All lines featuring the string "photo" are to be listed.

------------------------

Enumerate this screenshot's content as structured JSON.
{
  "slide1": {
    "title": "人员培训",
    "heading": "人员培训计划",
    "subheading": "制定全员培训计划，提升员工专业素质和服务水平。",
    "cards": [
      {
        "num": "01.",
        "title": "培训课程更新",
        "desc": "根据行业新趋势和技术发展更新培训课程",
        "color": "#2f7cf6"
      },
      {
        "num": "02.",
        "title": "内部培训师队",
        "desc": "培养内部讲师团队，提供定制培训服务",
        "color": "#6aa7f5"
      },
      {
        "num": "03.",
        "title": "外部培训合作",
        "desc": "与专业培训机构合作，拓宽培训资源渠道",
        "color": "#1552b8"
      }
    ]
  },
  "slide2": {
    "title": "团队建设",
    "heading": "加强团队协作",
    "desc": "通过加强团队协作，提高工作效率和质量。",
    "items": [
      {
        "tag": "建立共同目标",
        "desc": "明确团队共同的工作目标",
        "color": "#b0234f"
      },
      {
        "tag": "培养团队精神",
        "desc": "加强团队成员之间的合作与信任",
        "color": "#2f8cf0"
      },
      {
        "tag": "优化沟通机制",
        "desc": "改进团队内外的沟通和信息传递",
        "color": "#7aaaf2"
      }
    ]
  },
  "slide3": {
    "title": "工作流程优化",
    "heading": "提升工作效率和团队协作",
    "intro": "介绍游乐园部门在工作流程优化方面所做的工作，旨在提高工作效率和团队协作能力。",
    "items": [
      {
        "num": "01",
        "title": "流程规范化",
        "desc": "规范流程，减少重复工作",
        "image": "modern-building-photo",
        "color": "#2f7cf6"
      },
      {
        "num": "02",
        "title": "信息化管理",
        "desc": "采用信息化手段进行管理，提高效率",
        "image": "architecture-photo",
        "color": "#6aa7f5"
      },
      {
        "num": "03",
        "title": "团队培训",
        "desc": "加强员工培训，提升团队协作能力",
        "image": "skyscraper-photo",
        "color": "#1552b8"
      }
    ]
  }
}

------------------------

▶ [Task result]:
        "image": "modern-building-photo",
        "image": "architecture-photo",
        "image": "skyscraper-photo",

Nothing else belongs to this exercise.